**TASK INSTRUCTIONS:** Swap "category-label" for "row-label" everywhere in the stretch of material from the start through the line containing "665, 1181, 692]", and return those lines with nothing else changed.

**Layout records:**
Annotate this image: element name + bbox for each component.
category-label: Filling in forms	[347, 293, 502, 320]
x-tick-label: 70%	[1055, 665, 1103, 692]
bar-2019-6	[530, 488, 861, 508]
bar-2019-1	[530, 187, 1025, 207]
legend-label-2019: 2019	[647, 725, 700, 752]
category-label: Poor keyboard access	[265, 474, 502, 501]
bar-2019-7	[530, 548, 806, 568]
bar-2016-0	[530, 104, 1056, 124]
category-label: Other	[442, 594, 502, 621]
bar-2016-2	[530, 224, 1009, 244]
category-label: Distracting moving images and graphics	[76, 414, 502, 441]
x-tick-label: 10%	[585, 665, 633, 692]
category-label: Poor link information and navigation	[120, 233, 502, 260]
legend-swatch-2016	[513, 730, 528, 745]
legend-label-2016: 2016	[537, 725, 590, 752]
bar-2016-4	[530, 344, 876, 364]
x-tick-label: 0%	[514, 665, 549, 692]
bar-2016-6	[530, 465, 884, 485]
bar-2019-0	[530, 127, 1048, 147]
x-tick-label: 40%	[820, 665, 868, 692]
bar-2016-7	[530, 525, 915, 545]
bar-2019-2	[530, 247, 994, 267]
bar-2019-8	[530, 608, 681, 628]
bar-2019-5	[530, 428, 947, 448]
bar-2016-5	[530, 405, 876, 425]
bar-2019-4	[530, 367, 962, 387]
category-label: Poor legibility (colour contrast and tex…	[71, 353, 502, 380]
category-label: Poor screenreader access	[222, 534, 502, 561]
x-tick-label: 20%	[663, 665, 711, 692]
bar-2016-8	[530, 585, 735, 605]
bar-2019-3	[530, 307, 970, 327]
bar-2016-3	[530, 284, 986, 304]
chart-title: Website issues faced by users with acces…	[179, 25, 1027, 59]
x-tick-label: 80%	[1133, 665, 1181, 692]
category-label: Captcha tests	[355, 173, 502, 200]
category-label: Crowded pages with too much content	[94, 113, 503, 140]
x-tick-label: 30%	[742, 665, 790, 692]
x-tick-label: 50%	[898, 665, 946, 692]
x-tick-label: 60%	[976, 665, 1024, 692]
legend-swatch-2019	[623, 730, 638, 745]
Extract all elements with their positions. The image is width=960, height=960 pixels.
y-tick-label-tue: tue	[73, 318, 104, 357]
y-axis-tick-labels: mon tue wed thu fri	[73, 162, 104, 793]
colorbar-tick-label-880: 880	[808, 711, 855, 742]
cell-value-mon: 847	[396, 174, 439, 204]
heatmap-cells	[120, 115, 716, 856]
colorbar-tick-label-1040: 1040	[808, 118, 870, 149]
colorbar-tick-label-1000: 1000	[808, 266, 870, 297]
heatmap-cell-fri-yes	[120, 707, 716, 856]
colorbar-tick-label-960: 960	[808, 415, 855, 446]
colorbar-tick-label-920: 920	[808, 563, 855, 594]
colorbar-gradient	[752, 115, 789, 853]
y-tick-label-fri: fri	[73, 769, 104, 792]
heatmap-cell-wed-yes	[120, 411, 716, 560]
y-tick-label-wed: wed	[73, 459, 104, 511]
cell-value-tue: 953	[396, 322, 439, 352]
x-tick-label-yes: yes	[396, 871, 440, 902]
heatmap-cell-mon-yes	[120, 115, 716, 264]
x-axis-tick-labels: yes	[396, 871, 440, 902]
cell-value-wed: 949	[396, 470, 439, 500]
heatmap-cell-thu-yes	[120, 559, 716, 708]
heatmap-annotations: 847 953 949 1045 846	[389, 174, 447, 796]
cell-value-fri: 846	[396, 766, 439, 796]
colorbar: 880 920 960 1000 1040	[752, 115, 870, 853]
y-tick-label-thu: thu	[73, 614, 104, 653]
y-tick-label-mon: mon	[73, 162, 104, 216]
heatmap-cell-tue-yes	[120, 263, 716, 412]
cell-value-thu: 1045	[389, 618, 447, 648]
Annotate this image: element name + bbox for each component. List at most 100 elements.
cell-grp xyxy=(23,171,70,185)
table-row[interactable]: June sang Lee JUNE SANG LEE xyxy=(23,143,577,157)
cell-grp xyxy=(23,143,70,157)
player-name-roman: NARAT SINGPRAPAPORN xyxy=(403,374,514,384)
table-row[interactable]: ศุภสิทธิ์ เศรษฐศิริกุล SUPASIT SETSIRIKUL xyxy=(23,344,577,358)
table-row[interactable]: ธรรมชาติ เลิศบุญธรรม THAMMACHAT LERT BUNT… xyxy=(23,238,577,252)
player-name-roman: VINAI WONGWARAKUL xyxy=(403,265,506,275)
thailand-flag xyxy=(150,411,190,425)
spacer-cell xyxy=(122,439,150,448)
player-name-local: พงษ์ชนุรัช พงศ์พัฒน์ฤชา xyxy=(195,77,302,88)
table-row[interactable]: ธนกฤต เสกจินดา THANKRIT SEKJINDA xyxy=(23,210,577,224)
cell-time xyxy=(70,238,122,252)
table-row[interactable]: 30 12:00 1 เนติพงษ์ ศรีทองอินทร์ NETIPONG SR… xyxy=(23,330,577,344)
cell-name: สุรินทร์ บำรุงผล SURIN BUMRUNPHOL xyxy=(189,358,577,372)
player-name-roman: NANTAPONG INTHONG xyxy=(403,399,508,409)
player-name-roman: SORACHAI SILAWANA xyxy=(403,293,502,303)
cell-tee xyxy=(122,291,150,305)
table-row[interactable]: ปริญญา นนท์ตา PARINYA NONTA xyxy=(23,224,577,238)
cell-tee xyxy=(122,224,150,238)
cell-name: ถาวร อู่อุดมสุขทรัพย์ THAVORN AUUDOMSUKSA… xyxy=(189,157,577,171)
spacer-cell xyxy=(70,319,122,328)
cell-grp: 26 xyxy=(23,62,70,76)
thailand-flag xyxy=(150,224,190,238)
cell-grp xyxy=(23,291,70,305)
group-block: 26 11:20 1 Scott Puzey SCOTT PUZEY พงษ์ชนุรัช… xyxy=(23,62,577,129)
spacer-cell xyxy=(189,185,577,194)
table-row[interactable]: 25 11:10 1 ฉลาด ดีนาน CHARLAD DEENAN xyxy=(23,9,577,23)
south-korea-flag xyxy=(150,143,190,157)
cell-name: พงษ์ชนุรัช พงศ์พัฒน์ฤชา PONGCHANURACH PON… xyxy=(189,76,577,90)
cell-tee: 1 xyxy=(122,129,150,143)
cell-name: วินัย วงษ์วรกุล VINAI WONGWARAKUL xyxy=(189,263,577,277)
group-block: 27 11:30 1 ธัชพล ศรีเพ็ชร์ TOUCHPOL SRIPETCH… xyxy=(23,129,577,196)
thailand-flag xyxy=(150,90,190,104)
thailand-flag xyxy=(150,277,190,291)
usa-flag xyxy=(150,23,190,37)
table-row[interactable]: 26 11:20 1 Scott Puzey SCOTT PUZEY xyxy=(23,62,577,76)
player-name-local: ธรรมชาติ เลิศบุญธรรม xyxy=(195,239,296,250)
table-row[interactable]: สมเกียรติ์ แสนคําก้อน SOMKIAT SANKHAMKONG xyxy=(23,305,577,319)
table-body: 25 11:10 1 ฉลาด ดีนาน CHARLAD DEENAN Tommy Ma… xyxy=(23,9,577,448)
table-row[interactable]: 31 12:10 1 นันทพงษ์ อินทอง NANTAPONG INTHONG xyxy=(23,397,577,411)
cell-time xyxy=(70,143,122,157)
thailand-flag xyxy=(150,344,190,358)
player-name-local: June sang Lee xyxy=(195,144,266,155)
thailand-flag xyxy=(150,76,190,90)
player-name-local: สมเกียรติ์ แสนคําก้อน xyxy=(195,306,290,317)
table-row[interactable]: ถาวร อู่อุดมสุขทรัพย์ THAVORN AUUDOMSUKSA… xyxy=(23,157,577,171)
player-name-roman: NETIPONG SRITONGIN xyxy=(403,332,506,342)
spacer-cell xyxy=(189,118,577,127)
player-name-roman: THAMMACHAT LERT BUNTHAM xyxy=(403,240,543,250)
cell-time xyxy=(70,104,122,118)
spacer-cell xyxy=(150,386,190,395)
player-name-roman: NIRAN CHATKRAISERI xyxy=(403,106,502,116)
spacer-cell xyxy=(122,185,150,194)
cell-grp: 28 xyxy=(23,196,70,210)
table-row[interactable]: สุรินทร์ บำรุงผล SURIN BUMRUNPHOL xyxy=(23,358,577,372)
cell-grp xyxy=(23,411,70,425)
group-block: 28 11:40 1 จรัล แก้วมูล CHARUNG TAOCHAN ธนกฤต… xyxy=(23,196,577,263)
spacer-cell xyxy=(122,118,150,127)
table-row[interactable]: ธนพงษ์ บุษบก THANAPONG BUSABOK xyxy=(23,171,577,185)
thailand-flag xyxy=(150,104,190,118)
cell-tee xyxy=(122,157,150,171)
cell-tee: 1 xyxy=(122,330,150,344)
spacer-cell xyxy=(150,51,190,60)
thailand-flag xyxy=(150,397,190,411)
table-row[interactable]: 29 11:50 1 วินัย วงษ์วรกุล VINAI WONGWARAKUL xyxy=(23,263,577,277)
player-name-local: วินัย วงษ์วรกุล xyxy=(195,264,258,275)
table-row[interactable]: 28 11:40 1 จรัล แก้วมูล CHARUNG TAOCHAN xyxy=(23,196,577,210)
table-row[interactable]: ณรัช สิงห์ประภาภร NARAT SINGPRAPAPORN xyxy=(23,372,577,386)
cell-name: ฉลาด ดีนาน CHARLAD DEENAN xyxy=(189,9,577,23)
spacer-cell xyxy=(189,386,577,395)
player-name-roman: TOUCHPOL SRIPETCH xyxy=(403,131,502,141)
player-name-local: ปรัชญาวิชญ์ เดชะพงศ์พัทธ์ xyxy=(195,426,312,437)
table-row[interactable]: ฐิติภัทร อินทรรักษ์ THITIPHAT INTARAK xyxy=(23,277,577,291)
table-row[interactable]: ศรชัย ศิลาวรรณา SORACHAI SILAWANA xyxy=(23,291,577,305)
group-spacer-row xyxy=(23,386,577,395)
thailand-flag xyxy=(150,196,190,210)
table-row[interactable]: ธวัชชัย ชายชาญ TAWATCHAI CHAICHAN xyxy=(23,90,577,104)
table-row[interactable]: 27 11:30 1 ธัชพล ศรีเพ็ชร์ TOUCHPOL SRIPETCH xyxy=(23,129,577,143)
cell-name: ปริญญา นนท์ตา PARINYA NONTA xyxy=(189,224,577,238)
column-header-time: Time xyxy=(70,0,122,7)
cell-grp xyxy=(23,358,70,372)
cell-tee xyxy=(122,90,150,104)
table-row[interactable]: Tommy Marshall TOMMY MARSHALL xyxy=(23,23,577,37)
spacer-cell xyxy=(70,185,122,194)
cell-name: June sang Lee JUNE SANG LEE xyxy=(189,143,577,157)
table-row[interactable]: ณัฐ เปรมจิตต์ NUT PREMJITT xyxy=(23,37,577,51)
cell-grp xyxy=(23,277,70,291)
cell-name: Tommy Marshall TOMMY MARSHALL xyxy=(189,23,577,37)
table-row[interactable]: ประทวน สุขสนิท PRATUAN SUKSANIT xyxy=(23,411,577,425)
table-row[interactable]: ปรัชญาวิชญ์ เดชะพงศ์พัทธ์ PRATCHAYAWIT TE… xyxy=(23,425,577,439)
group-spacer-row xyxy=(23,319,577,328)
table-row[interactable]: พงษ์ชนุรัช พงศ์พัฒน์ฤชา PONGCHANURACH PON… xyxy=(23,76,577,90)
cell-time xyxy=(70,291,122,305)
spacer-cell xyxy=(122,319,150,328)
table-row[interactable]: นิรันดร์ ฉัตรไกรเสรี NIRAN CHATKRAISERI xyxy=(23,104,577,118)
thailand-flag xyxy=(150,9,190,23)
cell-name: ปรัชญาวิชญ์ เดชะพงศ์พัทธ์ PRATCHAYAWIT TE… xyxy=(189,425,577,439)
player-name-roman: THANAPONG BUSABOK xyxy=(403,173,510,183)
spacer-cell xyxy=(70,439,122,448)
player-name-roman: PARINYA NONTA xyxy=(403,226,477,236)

**RESULT OF THIS TASK:**
Annotate this image: element name + bbox for each component.
row-label: Filling in forms	[347, 293, 502, 320]
x-tick-label: 70%	[1055, 665, 1103, 692]
bar-2019-6	[530, 488, 861, 508]
bar-2019-1	[530, 187, 1025, 207]
legend-label-2019: 2019	[647, 725, 700, 752]
row-label: Poor keyboard access	[265, 474, 502, 501]
bar-2019-7	[530, 548, 806, 568]
bar-2016-0	[530, 104, 1056, 124]
row-label: Other	[442, 594, 502, 621]
bar-2016-2	[530, 224, 1009, 244]
row-label: Distracting moving images and graphics	[76, 414, 502, 441]
x-tick-label: 10%	[585, 665, 633, 692]
row-label: Poor link information and navigation	[120, 233, 502, 260]
legend-swatch-2016	[513, 730, 528, 745]
legend-label-2016: 2016	[537, 725, 590, 752]
bar-2016-4	[530, 344, 876, 364]
x-tick-label: 0%	[514, 665, 549, 692]
bar-2016-6	[530, 465, 884, 485]
bar-2019-0	[530, 127, 1048, 147]
x-tick-label: 40%	[820, 665, 868, 692]
bar-2016-7	[530, 525, 915, 545]
bar-2019-2	[530, 247, 994, 267]
bar-2019-8	[530, 608, 681, 628]
bar-2019-5	[530, 428, 947, 448]
bar-2016-5	[530, 405, 876, 425]
bar-2019-4	[530, 367, 962, 387]
row-label: Poor legibility (colour contrast and tex…	[71, 353, 502, 380]
row-label: Poor screenreader access	[222, 534, 502, 561]
x-tick-label: 20%	[663, 665, 711, 692]
bar-2016-8	[530, 585, 735, 605]
bar-2019-3	[530, 307, 970, 327]
bar-2016-3	[530, 284, 986, 304]
chart-title: Website issues faced by users with acces…	[179, 25, 1027, 59]
x-tick-label: 80%	[1133, 665, 1181, 692]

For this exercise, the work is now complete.